# START OF Listed records

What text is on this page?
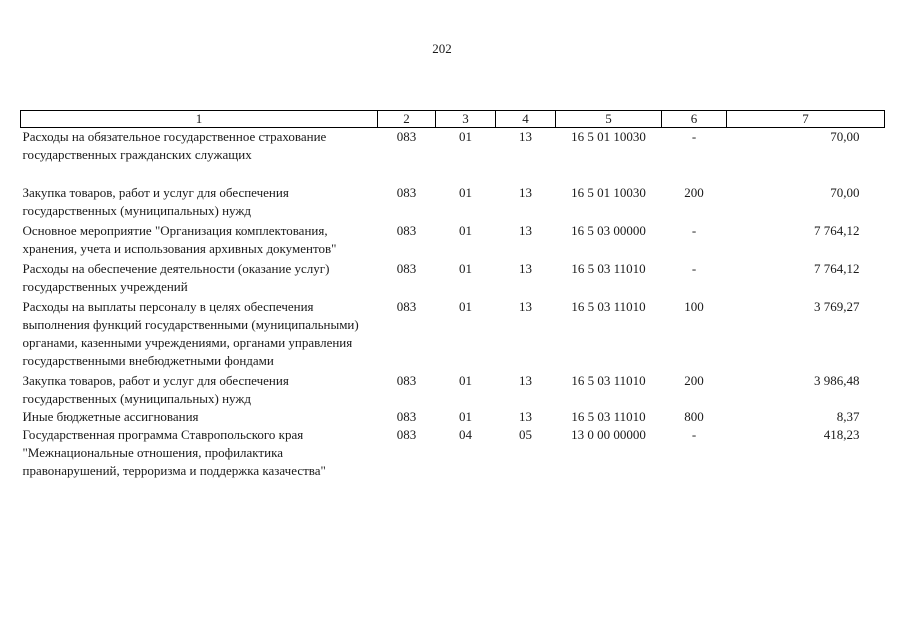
202
1	2	3	4	5	6	7
Расходы на обязательное государственное страхование государственных гражданских служащих	083	01	13	16 5 01 10030	-	70,00
Закупка товаров, работ и услуг для обеспечения государственных (муниципальных) нужд	083	01	13	16 5 01 10030	200	70,00
Основное мероприятие "Организация комплектования, хранения, учета и использования архивных документов"	083	01	13	16 5 03 00000	-	7 764,12
Расходы на обеспечение деятельности (оказание услуг) государственных учреждений	083	01	13	16 5 03 11010	-	7 764,12
Расходы на выплаты персоналу в целях обеспечения выполнения функций государственными (муниципальными) органами, казенными учреждениями, органами управления государственными внебюджетными фондами	083	01	13	16 5 03 11010	100	3 769,27
Закупка товаров, работ и услуг для обеспечения государственных (муниципальных) нужд	083	01	13	16 5 03 11010	200	3 986,48
Иные бюджетные ассигнования	083	01	13	16 5 03 11010	800	8,37
Государственная программа Ставропольского края "Межнациональные отношения, профилактика правонарушений, терроризма и поддержка казачества"	083	04	05	13 0 00 00000	-	418,23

# END OF Listed records

§ Problem statement
Copy each line above containing the string "услуг".

§ The result
Закупка товаров, работ и услуг для обеспечения государственных (муниципальных) нужд	083	01	13	16 5 01 10030	200	70,00
Расходы на обеспечение деятельности (оказание услуг) государственных учреждений	083	01	13	16 5 03 11010	-	7 764,12
Закупка товаров, работ и услуг для обеспечения государственных (муниципальных) нужд	083	01	13	16 5 03 11010	200	3 986,48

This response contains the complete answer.